Rows from a dataset
[Start]
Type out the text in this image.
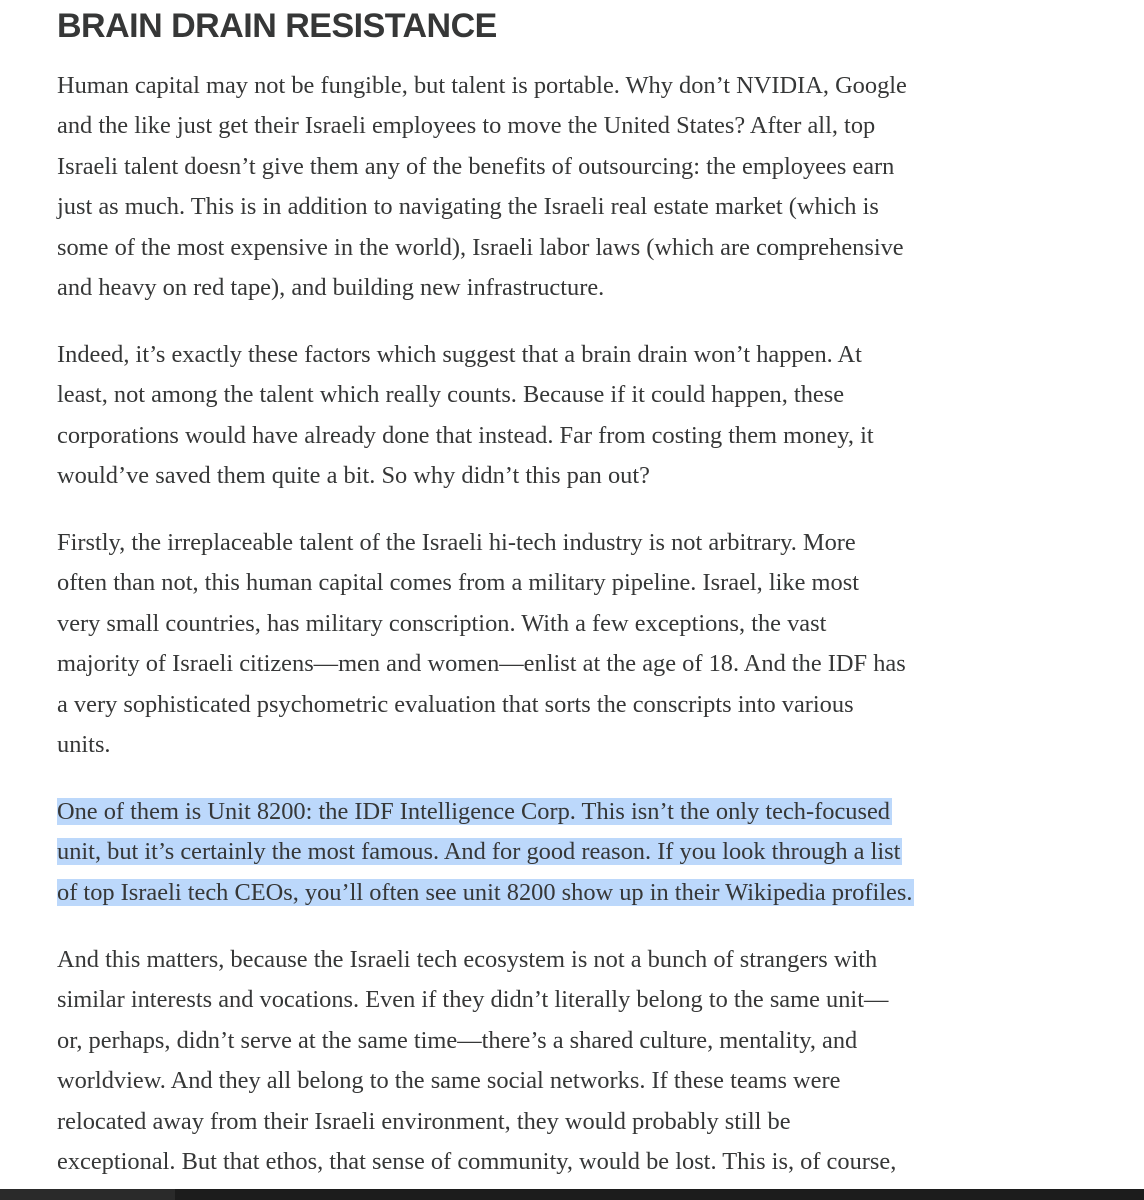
BRAIN DRAIN RESISTANCE

Human capital may not be fungible, but talent is portable. Why don’t NVIDIA, Google
and the like just get their Israeli employees to move the United States? After all, top
Israeli talent doesn’t give them any of the benefits of outsourcing: the employees earn
just as much. This is in addition to navigating the Israeli real estate market (which is
some of the most expensive in the world), Israeli labor laws (which are comprehensive
and heavy on red tape), and building new infrastructure.

Indeed, it’s exactly these factors which suggest that a brain drain won’t happen. At
least, not among the talent which really counts. Because if it could happen, these
corporations would have already done that instead. Far from costing them money, it
would’ve saved them quite a bit. So why didn’t this pan out?

Firstly, the irreplaceable talent of the Israeli hi-tech industry is not arbitrary. More
often than not, this human capital comes from a military pipeline. Israel, like most
very small countries, has military conscription. With a few exceptions, the vast
majority of Israeli citizens—men and women—enlist at the age of 18. And the IDF has
a very sophisticated psychometric evaluation that sorts the conscripts into various
units.

One of them is Unit 8200: the IDF Intelligence Corp. This isn’t the only tech-focused
unit, but it’s certainly the most famous. And for good reason. If you look through a list
of top Israeli tech CEOs, you’ll often see unit 8200 show up in their Wikipedia profiles.

And this matters, because the Israeli tech ecosystem is not a bunch of strangers with
similar interests and vocations. Even if they didn’t literally belong to the same unit—
or, perhaps, didn’t serve at the same time—there’s a shared culture, mentality, and
worldview. And they all belong to the same social networks. If these teams were
relocated away from their Israeli environment, they would probably still be
exceptional. But that ethos, that sense of community, would be lost. This is, of course,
[End]
→ Objective
Filter the records, keeping only lines that contain "them", and show those lines.

→ Written response
Israeli talent doesn’t give them any of the benefits of outsourcing: the employees earn
corporations would have already done that instead. Far from costing them money, it
would’ve saved them quite a bit. So why didn’t this pan out?
One of them is Unit 8200: the IDF Intelligence Corp. This isn’t the only tech-focused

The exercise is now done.